SHORT TASK :: Count how many lines contain "content" and reply with that number only.

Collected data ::
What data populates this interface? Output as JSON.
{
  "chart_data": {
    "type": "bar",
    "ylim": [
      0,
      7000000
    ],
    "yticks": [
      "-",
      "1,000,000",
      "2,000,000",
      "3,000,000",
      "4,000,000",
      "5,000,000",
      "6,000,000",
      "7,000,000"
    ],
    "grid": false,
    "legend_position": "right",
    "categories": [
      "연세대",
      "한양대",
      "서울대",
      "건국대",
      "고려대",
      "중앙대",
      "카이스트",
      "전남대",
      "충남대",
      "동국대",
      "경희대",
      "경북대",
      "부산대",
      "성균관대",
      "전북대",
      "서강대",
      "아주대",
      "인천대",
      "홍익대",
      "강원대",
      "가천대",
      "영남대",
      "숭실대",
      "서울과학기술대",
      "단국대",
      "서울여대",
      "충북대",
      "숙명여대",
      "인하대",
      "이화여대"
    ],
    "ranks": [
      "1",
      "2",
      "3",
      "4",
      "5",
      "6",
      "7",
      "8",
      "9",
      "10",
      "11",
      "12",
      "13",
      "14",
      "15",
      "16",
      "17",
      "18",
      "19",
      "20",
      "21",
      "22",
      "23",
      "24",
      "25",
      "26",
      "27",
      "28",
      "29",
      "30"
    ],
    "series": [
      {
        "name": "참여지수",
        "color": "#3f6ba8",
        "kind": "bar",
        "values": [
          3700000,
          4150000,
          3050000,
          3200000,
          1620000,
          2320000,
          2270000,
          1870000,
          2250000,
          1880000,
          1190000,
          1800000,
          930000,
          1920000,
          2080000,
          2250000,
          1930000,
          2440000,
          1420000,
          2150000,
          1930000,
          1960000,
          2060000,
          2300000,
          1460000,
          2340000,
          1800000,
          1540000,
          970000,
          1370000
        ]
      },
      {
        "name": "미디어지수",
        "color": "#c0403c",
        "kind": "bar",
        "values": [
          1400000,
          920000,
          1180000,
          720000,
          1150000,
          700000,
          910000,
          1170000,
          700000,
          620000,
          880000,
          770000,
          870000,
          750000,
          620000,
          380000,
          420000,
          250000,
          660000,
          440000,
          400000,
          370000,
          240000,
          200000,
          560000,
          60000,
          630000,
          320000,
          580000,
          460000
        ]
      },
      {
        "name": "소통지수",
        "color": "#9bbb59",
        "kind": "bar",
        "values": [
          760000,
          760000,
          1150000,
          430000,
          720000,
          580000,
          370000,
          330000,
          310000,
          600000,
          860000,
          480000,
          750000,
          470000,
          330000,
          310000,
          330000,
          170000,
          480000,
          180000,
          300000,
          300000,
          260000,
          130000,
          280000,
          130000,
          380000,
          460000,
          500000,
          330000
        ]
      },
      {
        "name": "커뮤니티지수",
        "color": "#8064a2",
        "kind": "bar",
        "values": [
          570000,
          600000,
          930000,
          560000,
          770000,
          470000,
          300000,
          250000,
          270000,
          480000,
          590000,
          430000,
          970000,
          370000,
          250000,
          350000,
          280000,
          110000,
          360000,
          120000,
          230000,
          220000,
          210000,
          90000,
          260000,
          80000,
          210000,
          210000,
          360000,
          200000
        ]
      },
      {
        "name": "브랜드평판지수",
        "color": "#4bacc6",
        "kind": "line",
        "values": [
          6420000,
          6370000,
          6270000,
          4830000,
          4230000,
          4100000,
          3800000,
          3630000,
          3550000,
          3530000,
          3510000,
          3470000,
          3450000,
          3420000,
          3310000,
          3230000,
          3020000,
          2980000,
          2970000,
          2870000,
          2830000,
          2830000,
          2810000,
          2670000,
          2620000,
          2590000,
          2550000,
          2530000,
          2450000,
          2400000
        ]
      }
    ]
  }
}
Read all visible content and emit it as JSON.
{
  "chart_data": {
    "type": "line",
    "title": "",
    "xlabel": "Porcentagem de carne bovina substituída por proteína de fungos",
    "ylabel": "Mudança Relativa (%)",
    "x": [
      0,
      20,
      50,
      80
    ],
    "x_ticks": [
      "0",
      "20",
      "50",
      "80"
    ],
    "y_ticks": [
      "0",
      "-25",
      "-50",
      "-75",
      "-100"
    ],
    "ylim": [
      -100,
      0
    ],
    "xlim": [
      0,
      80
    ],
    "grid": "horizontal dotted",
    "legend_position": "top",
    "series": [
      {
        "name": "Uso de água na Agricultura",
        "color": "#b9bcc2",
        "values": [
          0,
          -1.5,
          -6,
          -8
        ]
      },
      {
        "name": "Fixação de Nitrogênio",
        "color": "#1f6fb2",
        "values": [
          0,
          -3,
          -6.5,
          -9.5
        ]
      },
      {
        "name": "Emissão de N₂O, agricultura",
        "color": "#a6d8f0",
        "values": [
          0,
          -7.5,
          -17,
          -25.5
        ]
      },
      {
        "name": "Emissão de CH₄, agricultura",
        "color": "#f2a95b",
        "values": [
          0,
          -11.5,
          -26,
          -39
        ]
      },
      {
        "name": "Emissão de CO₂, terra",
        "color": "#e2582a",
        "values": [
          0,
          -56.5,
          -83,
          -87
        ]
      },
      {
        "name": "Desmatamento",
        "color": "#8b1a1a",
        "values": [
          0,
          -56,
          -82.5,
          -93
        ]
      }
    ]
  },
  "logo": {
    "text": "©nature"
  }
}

--

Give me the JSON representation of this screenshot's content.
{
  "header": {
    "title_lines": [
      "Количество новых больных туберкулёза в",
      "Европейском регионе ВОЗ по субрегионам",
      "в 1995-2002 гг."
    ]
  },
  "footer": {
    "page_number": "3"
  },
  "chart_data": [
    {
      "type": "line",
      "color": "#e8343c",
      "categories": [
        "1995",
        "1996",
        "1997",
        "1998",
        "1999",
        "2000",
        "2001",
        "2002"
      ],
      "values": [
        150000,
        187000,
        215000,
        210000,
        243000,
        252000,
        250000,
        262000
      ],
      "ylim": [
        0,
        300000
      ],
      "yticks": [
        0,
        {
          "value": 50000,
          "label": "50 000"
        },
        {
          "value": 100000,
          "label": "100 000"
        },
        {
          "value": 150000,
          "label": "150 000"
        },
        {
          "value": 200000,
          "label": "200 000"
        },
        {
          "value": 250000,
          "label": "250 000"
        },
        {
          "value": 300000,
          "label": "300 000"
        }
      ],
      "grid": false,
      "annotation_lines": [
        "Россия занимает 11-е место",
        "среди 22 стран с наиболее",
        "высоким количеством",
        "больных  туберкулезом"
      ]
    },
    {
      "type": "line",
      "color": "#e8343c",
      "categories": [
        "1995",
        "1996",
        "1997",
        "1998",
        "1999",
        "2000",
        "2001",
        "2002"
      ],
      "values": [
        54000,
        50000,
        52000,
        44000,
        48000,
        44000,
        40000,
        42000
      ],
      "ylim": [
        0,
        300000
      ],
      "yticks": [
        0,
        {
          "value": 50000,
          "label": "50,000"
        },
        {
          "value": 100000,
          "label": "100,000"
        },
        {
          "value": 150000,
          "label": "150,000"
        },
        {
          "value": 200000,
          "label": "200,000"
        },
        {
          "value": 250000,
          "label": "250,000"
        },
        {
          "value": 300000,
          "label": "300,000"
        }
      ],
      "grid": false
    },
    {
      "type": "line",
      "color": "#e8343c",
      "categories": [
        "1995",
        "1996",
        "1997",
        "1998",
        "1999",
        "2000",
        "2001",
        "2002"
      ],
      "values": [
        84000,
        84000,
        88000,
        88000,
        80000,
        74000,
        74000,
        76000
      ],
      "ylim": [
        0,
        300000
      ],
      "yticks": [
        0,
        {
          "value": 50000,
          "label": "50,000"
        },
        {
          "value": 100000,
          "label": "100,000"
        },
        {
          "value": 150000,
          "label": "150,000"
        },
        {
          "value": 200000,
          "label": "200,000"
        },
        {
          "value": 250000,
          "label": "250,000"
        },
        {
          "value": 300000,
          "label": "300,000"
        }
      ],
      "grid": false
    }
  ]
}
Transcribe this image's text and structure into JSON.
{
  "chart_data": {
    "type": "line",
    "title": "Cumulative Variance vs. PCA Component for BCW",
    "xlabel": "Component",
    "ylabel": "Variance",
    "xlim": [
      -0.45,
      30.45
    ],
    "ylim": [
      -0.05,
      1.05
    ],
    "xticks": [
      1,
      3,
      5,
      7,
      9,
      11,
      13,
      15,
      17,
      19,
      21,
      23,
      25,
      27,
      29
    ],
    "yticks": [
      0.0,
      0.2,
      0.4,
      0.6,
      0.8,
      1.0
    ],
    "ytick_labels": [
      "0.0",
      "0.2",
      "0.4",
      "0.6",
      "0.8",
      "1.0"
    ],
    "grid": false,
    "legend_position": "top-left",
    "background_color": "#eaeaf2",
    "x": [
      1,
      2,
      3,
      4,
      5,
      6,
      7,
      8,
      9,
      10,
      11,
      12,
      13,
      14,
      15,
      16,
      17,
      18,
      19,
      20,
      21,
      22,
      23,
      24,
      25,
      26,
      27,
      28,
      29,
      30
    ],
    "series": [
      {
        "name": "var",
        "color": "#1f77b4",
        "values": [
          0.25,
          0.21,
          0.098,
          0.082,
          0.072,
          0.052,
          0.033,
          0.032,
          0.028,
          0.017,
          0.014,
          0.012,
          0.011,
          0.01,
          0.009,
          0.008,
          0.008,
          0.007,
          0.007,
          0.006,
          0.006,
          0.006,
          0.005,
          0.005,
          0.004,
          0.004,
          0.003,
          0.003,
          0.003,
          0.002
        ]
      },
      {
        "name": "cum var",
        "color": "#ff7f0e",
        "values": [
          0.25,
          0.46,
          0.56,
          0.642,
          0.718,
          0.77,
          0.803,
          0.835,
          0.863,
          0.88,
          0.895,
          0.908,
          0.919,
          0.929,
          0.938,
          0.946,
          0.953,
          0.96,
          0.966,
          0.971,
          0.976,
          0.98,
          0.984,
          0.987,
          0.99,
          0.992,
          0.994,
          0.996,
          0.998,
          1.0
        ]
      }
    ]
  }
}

OUTPUT :: 2